_Exercise brief_
Below are some records; work out how many of their lines contain "Estimated" and give the number only.

_Raw data_
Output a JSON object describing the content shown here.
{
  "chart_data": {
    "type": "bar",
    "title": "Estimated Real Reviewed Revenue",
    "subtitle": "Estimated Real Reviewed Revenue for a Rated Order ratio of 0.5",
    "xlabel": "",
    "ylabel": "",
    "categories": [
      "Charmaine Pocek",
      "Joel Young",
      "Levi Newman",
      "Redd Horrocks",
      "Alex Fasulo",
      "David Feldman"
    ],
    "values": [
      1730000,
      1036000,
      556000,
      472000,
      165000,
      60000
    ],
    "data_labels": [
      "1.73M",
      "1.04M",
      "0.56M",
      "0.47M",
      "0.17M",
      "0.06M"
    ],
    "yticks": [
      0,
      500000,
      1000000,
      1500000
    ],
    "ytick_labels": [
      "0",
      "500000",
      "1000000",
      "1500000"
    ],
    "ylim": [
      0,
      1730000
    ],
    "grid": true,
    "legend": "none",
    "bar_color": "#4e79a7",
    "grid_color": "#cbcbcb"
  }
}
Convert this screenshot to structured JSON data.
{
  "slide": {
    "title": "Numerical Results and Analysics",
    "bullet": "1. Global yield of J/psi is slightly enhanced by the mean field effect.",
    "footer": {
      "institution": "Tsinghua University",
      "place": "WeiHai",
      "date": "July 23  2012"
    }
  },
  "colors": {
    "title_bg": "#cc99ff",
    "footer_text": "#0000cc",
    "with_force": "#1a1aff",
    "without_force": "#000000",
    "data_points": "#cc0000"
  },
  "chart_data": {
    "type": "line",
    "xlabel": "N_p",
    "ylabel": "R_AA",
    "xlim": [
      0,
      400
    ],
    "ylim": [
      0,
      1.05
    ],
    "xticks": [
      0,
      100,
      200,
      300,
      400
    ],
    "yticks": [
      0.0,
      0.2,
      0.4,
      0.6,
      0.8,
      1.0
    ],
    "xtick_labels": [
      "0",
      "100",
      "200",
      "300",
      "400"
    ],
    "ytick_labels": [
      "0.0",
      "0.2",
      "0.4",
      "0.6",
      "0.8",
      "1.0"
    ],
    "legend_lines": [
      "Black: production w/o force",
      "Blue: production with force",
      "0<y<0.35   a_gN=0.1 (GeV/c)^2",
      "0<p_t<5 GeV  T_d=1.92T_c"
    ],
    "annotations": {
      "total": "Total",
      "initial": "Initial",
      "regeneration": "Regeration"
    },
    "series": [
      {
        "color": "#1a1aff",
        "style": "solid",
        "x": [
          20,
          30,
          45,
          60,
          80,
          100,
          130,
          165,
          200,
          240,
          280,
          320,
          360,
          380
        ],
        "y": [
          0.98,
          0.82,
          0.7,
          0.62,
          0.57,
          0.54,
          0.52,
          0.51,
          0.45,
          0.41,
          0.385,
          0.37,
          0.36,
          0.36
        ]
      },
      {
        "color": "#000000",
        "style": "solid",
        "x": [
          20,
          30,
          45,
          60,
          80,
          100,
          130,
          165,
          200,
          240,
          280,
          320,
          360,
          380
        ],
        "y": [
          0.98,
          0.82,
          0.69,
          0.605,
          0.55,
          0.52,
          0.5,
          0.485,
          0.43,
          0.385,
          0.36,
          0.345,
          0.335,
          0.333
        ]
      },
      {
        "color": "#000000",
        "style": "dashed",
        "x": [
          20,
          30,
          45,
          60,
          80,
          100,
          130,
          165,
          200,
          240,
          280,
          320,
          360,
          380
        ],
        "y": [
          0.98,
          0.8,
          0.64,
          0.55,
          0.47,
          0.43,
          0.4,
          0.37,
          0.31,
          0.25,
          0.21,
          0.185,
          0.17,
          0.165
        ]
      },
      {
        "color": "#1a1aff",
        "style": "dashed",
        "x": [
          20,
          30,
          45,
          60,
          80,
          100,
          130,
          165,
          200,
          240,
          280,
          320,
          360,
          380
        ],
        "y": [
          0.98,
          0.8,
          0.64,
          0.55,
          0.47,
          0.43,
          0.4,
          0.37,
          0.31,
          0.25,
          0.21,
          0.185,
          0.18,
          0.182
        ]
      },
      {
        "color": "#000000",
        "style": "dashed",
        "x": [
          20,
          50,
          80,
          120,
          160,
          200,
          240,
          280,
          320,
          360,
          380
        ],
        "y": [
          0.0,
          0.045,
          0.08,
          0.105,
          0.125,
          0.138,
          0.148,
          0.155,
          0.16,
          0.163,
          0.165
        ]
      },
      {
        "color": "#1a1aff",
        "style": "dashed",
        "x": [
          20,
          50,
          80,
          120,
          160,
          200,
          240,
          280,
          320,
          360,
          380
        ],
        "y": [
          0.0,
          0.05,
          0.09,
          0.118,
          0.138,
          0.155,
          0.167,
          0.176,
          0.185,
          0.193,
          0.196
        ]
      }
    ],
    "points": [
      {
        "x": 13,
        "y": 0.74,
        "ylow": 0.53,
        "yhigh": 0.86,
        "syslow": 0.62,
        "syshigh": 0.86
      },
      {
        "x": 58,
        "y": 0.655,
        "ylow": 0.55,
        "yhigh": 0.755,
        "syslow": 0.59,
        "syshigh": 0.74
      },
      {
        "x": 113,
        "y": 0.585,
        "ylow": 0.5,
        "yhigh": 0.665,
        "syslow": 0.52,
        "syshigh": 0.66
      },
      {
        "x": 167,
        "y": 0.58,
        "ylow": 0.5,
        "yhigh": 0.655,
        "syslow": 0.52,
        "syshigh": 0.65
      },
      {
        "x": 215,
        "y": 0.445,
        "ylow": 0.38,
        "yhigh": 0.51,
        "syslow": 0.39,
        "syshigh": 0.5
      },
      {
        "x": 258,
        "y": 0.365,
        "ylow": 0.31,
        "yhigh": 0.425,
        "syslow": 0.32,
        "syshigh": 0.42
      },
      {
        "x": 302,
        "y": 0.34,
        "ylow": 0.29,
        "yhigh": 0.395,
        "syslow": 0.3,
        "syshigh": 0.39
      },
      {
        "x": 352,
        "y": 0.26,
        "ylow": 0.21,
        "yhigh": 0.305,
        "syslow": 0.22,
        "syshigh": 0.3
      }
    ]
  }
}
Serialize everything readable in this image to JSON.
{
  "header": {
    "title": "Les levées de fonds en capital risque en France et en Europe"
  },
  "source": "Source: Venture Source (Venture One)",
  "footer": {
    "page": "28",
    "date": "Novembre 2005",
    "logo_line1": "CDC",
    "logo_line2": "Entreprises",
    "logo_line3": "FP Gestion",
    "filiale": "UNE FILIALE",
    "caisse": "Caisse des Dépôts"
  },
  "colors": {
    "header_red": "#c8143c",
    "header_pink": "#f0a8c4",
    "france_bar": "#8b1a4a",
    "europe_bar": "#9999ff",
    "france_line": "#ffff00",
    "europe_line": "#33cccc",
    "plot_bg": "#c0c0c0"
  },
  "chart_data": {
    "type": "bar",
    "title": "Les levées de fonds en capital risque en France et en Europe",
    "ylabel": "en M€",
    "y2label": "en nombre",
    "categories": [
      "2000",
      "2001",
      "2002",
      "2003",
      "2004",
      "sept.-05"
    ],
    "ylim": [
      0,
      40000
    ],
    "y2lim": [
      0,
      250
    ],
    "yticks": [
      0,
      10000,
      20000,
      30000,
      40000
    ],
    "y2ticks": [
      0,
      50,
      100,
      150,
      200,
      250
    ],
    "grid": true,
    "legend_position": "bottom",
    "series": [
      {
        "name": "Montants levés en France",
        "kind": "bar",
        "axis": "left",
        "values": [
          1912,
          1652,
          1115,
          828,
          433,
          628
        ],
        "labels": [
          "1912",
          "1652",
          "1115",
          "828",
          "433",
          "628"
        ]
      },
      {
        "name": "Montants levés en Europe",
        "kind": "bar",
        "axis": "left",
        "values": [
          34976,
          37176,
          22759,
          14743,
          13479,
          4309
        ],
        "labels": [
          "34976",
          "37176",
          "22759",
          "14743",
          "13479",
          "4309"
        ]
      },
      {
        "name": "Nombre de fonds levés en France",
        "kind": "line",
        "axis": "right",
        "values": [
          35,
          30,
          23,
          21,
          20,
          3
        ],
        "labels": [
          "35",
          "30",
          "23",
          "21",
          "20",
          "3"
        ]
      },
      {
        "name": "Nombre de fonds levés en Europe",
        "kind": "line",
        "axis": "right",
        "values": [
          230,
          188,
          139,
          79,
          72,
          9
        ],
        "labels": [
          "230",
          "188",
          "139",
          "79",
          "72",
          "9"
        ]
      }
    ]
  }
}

_Answer for the task_
2